**EXERCISE OBJECTIVE**.
Search the listing below for the string "Vater" and copy every line where it occurs.

* * * *

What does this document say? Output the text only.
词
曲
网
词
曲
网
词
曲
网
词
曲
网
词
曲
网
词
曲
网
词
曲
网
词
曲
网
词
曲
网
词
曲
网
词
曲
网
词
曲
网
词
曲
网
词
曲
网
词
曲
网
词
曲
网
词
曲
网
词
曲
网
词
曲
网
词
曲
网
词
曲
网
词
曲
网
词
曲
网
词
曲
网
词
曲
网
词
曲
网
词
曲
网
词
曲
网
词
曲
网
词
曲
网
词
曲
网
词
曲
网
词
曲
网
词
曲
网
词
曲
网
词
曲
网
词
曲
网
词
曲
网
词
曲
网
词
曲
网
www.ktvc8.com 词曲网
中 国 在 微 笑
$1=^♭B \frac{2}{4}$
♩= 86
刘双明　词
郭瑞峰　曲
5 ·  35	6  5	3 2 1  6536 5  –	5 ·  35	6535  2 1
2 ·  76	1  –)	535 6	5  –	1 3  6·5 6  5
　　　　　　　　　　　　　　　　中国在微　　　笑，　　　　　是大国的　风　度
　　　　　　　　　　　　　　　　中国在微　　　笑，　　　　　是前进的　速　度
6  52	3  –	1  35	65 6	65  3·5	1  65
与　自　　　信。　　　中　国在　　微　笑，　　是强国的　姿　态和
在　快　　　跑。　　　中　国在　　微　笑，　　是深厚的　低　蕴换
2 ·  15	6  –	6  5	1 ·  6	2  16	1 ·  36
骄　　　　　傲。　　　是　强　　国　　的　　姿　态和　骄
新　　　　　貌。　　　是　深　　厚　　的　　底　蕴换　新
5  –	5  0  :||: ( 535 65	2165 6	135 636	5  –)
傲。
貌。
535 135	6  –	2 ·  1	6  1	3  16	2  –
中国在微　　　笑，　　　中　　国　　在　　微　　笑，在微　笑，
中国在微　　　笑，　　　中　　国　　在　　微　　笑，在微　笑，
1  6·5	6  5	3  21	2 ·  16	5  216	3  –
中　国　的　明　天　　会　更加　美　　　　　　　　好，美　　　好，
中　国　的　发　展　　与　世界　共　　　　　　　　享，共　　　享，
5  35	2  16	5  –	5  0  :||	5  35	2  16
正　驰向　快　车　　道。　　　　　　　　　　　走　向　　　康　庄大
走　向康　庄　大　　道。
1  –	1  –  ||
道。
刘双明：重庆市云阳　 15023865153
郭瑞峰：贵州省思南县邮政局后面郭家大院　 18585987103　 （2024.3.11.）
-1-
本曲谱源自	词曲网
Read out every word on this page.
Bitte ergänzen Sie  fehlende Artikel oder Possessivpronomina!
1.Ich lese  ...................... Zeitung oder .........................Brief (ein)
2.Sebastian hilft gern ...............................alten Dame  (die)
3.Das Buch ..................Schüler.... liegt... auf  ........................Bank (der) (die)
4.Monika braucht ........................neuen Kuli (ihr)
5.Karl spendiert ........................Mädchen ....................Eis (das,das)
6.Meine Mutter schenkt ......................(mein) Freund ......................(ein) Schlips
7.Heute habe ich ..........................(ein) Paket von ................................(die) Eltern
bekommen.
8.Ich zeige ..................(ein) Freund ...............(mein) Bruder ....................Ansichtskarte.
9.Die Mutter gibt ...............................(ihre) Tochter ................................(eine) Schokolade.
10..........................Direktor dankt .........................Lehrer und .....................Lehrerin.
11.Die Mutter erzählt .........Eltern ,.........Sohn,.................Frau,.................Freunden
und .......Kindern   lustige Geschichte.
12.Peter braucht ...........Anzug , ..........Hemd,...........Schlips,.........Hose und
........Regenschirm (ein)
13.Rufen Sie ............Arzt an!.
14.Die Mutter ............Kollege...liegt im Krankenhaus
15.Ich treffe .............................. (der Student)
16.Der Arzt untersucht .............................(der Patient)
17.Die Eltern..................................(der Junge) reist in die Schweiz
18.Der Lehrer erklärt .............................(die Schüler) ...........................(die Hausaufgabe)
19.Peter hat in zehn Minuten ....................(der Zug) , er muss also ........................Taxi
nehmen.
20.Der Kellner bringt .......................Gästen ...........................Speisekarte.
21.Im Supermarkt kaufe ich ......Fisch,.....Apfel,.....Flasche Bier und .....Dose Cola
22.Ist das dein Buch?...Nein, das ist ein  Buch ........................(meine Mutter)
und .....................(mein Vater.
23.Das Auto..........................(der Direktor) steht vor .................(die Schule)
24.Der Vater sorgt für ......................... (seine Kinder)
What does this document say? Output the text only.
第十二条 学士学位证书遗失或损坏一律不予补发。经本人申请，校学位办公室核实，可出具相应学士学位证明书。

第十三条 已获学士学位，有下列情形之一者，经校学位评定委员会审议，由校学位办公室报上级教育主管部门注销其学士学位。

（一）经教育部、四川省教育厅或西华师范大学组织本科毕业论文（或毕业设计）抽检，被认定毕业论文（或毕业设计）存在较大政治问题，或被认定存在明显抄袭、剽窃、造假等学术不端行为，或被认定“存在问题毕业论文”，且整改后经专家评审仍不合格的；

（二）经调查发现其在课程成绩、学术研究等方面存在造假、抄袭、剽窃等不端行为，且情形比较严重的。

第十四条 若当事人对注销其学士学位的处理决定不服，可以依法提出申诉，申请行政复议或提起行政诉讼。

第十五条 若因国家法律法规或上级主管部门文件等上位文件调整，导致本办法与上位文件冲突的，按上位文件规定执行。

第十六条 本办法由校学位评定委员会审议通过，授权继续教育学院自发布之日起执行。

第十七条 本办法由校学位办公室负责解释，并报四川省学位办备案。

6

* * * *

**TASK OUTPUT**.
und .....................(mein Vater.
24.Der Vater sorgt für ......................... (seine Kinder)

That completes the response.